● **Given task**:
In the records that follow, show each line where the word "document" is present.

● **Stored rows**:
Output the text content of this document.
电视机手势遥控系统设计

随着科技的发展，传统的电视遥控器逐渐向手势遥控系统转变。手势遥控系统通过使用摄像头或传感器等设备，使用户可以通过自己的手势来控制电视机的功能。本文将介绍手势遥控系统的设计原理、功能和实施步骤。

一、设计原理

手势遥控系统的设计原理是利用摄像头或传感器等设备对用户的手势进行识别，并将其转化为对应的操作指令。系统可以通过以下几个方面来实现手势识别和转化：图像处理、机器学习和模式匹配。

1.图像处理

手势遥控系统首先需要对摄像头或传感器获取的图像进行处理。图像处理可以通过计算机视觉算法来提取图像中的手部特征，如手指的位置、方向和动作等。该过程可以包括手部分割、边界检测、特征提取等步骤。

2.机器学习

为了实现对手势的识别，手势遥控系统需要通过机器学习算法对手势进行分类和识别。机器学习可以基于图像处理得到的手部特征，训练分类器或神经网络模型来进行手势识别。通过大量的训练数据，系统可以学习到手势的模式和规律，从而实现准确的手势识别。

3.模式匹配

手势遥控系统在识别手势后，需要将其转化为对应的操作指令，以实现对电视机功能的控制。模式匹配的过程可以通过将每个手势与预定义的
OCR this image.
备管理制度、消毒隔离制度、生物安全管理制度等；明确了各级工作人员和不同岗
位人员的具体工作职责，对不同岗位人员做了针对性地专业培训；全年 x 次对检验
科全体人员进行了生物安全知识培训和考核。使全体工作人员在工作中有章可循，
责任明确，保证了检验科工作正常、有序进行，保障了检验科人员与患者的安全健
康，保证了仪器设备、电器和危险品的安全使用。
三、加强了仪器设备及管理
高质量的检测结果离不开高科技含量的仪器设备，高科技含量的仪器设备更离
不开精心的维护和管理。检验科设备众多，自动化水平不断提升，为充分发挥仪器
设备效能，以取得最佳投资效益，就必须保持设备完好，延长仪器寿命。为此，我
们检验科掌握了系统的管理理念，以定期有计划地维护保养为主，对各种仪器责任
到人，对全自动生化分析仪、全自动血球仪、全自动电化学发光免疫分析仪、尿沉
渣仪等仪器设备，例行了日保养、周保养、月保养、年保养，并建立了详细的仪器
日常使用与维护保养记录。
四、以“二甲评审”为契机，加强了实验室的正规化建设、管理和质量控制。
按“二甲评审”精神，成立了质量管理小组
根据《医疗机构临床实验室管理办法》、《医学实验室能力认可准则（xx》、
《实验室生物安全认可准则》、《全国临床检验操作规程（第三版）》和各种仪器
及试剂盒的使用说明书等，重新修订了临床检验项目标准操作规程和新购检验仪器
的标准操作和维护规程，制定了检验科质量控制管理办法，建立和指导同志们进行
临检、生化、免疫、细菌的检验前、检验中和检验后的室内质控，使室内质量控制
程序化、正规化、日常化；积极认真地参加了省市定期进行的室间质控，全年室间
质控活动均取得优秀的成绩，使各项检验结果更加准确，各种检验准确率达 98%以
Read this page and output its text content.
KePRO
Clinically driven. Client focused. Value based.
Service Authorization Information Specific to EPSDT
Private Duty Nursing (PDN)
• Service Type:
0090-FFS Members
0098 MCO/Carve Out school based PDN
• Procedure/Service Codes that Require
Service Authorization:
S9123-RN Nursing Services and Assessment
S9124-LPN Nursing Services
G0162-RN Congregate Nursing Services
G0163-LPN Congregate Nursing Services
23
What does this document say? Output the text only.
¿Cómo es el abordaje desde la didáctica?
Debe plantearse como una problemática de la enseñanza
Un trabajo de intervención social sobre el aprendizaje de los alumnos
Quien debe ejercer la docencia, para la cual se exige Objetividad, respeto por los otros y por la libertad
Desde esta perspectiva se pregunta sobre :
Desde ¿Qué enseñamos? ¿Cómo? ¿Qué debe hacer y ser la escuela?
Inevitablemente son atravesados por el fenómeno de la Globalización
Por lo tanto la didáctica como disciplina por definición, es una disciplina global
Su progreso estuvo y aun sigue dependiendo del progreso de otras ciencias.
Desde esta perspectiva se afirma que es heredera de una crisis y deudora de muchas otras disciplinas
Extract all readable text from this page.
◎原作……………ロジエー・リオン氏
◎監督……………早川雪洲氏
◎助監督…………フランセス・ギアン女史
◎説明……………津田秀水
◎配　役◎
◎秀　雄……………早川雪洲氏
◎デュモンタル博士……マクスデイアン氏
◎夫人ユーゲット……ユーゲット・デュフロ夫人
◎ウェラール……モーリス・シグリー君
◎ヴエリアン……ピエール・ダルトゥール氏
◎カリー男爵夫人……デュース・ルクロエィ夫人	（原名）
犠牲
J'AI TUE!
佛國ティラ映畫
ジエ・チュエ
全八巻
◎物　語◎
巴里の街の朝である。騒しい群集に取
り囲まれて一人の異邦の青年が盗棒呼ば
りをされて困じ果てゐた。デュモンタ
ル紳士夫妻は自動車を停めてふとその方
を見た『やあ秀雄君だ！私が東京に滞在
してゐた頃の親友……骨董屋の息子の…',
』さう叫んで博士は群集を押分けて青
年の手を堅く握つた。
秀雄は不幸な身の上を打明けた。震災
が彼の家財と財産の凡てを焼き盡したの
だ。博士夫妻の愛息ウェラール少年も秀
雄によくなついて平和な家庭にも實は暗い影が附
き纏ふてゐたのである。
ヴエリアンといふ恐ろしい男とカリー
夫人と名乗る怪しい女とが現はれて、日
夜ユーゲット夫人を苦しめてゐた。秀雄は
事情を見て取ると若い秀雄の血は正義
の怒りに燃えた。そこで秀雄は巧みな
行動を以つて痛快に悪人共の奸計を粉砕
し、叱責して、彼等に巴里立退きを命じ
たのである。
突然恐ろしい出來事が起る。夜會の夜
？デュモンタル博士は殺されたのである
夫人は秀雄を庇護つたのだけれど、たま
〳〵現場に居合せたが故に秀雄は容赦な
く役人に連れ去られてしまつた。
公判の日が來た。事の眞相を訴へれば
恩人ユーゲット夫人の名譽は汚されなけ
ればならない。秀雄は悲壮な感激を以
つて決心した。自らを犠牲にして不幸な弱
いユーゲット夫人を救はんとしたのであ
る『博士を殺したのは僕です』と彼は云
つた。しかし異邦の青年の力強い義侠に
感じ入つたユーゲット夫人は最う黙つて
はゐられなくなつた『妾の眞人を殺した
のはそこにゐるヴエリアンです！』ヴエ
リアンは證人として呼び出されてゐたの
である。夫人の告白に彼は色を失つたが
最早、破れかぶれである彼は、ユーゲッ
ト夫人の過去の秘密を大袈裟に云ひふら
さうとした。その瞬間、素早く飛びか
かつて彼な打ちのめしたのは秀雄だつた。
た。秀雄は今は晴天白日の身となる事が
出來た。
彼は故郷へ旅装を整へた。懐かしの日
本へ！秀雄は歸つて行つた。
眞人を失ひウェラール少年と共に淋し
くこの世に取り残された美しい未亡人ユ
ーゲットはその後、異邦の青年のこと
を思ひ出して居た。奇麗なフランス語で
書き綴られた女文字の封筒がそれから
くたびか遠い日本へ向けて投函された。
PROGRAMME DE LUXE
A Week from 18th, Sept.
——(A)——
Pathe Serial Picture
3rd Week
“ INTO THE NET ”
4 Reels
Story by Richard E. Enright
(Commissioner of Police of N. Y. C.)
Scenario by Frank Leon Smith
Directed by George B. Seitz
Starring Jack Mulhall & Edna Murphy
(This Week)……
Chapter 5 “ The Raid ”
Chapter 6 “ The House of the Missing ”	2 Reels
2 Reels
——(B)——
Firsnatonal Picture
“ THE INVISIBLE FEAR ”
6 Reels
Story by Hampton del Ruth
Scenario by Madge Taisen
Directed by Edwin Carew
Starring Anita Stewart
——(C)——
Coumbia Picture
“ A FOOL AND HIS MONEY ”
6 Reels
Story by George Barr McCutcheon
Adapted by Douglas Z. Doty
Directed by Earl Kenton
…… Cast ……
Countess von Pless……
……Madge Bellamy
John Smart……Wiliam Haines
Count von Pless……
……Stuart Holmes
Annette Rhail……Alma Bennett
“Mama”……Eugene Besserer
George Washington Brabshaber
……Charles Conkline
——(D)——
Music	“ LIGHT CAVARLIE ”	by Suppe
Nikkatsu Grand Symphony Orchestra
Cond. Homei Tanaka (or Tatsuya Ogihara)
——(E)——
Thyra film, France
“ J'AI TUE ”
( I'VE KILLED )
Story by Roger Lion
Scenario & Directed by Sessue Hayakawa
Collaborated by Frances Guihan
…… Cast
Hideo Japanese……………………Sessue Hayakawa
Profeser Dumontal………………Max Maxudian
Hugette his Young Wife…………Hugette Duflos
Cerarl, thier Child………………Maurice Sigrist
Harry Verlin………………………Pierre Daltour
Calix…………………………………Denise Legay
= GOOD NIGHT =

● **Exercise response**:
Output the text content of this document.
What does this document say? Output the text only.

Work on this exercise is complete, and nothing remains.